Your task is to quote the material that follows, in full and exactly.

Data:

■ ■ ■ ■ ■ ■ ■

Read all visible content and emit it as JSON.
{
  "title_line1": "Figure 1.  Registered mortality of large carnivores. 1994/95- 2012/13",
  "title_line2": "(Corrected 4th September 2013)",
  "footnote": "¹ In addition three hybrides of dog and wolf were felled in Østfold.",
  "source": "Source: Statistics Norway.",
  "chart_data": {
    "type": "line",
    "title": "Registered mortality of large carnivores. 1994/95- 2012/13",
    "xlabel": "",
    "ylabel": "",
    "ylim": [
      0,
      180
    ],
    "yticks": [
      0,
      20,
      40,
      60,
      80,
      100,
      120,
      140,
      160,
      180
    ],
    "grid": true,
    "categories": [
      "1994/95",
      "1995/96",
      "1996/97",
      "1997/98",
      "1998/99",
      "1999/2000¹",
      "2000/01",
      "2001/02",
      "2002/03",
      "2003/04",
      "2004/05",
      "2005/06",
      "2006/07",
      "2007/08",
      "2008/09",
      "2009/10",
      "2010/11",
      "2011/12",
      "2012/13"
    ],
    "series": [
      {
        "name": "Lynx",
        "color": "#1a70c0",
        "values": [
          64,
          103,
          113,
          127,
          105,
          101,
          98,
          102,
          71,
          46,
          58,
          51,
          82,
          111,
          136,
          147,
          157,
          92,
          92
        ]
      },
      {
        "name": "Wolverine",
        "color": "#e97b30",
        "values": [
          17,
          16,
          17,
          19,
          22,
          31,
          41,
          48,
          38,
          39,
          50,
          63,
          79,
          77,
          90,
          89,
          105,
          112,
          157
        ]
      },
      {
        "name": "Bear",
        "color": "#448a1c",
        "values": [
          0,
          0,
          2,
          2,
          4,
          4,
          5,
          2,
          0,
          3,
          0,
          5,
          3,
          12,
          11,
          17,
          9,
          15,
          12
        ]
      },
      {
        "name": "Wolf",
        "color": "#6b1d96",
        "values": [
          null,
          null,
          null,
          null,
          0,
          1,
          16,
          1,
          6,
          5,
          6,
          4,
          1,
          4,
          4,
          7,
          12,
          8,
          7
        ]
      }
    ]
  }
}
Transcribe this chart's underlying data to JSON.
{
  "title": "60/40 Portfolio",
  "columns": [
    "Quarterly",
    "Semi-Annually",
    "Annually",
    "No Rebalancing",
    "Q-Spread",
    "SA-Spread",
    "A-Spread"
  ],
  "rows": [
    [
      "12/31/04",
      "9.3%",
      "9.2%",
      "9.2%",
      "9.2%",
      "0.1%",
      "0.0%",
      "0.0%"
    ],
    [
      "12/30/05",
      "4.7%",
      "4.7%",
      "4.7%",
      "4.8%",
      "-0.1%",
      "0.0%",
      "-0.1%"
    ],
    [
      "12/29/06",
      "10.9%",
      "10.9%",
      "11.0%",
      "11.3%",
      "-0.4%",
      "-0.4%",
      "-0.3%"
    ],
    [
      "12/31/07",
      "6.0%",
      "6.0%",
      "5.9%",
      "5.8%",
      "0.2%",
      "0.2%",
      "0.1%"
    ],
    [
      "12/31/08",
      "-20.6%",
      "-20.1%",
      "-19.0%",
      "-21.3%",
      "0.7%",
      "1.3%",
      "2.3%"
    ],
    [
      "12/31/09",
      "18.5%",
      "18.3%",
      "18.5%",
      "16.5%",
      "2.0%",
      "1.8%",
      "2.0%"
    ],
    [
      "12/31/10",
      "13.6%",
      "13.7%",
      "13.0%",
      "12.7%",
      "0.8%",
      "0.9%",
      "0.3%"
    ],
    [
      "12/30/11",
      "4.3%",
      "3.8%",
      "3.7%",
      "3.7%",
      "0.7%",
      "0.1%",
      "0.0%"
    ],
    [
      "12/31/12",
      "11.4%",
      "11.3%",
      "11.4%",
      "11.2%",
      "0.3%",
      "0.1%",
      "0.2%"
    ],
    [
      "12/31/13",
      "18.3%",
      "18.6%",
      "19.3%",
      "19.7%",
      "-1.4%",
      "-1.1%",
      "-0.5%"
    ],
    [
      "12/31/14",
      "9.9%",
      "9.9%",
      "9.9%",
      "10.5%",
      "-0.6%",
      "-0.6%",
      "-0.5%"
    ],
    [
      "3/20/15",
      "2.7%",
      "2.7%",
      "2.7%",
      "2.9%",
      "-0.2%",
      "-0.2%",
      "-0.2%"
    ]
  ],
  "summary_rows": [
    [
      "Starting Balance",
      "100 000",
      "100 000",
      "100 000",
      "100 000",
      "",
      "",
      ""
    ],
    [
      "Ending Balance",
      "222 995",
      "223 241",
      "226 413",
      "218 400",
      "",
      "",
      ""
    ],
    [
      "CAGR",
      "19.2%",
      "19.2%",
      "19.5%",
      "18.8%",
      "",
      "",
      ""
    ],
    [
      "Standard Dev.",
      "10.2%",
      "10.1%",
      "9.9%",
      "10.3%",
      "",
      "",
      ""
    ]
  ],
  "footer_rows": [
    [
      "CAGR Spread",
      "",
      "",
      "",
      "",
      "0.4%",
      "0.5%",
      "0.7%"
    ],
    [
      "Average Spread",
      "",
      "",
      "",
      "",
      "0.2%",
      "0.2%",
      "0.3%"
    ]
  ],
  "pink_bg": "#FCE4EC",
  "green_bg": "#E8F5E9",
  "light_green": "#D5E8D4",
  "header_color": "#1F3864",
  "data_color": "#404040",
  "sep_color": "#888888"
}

■ ■ ■ ■ ■ ■ ■

Exercise solution:
Read all visible content and emit it as JSON.
{
  "title_line1": "Figure 1.  Registered mortality of large carnivores. 1994/95- 2012/13",
  "title_line2": "(Corrected 4th September 2013)",
  "footnote": "¹ In addition three hybrides of dog and wolf were felled in Østfold.",
  "source": "Source: Statistics Norway.",
  "chart_data": {
    "type": "line",
    "title": "Registered mortality of large carnivores. 1994/95- 2012/13",
    "xlabel": "",
    "ylabel": "",
    "ylim": [
      0,
      180
    ],
    "yticks": [
      0,
      20,
      40,
      60,
      80,
      100,
      120,
      140,
      160,
      180
    ],
    "grid": true,
    "categories": [
      "1994/95",
      "1995/96",
      "1996/97",
      "1997/98",
      "1998/99",
      "1999/2000¹",
      "2000/01",
      "2001/02",
      "2002/03",
      "2003/04",
      "2004/05",
      "2005/06",
      "2006/07",
      "2007/08",
      "2008/09",
      "2009/10",
      "2010/11",
      "2011/12",
      "2012/13"
    ],
    "series": [
      {
        "name": "Lynx",
        "color": "#1a70c0",
        "values": [
          64,
          103,
          113,
          127,
          105,
          101,
          98,
          102,
          71,
          46,
          58,
          51,
          82,
          111,
          136,
          147,
          157,
          92,
          92
        ]
      },
      {
        "name": "Wolverine",
        "color": "#e97b30",
        "values": [
          17,
          16,
          17,
          19,
          22,
          31,
          41,
          48,
          38,
          39,
          50,
          63,
          79,
          77,
          90,
          89,
          105,
          112,
          157
        ]
      },
      {
        "name": "Bear",
        "color": "#448a1c",
        "values": [
          0,
          0,
          2,
          2,
          4,
          4,
          5,
          2,
          0,
          3,
          0,
          5,
          3,
          12,
          11,
          17,
          9,
          15,
          12
        ]
      },
      {
        "name": "Wolf",
        "color": "#6b1d96",
        "values": [
          null,
          null,
          null,
          null,
          0,
          1,
          16,
          1,
          6,
          5,
          6,
          4,
          1,
          4,
          4,
          7,
          12,
          8,
          7
        ]
      }
    ]
  }
}
Transcribe this chart's underlying data to JSON.
{
  "title": "60/40 Portfolio",
  "columns": [
    "Quarterly",
    "Semi-Annually",
    "Annually",
    "No Rebalancing",
    "Q-Spread",
    "SA-Spread",
    "A-Spread"
  ],
  "rows": [
    [
      "12/31/04",
      "9.3%",
      "9.2%",
      "9.2%",
      "9.2%",
      "0.1%",
      "0.0%",
      "0.0%"
    ],
    [
      "12/30/05",
      "4.7%",
      "4.7%",
      "4.7%",
      "4.8%",
      "-0.1%",
      "0.0%",
      "-0.1%"
    ],
    [
      "12/29/06",
      "10.9%",
      "10.9%",
      "11.0%",
      "11.3%",
      "-0.4%",
      "-0.4%",
      "-0.3%"
    ],
    [
      "12/31/07",
      "6.0%",
      "6.0%",
      "5.9%",
      "5.8%",
      "0.2%",
      "0.2%",
      "0.1%"
    ],
    [
      "12/31/08",
      "-20.6%",
      "-20.1%",
      "-19.0%",
      "-21.3%",
      "0.7%",
      "1.3%",
      "2.3%"
    ],
    [
      "12/31/09",
      "18.5%",
      "18.3%",
      "18.5%",
      "16.5%",
      "2.0%",
      "1.8%",
      "2.0%"
    ],
    [
      "12/31/10",
      "13.6%",
      "13.7%",
      "13.0%",
      "12.7%",
      "0.8%",
      "0.9%",
      "0.3%"
    ],
    [
      "12/30/11",
      "4.3%",
      "3.8%",
      "3.7%",
      "3.7%",
      "0.7%",
      "0.1%",
      "0.0%"
    ],
    [
      "12/31/12",
      "11.4%",
      "11.3%",
      "11.4%",
      "11.2%",
      "0.3%",
      "0.1%",
      "0.2%"
    ],
    [
      "12/31/13",
      "18.3%",
      "18.6%",
      "19.3%",
      "19.7%",
      "-1.4%",
      "-1.1%",
      "-0.5%"
    ],
    [
      "12/31/14",
      "9.9%",
      "9.9%",
      "9.9%",
      "10.5%",
      "-0.6%",
      "-0.6%",
      "-0.5%"
    ],
    [
      "3/20/15",
      "2.7%",
      "2.7%",
      "2.7%",
      "2.9%",
      "-0.2%",
      "-0.2%",
      "-0.2%"
    ]
  ],
  "summary_rows": [
    [
      "Starting Balance",
      "100 000",
      "100 000",
      "100 000",
      "100 000",
      "",
      "",
      ""
    ],
    [
      "Ending Balance",
      "222 995",
      "223 241",
      "226 413",
      "218 400",
      "",
      "",
      ""
    ],
    [
      "CAGR",
      "19.2%",
      "19.2%",
      "19.5%",
      "18.8%",
      "",
      "",
      ""
    ],
    [
      "Standard Dev.",
      "10.2%",
      "10.1%",
      "9.9%",
      "10.3%",
      "",
      "",
      ""
    ]
  ],
  "footer_rows": [
    [
      "CAGR Spread",
      "",
      "",
      "",
      "",
      "0.4%",
      "0.5%",
      "0.7%"
    ],
    [
      "Average Spread",
      "",
      "",
      "",
      "",
      "0.2%",
      "0.2%",
      "0.3%"
    ]
  ],
  "pink_bg": "#FCE4EC",
  "green_bg": "#E8F5E9",
  "light_green": "#D5E8D4",
  "header_color": "#1F3864",
  "data_color": "#404040",
  "sep_color": "#888888"
}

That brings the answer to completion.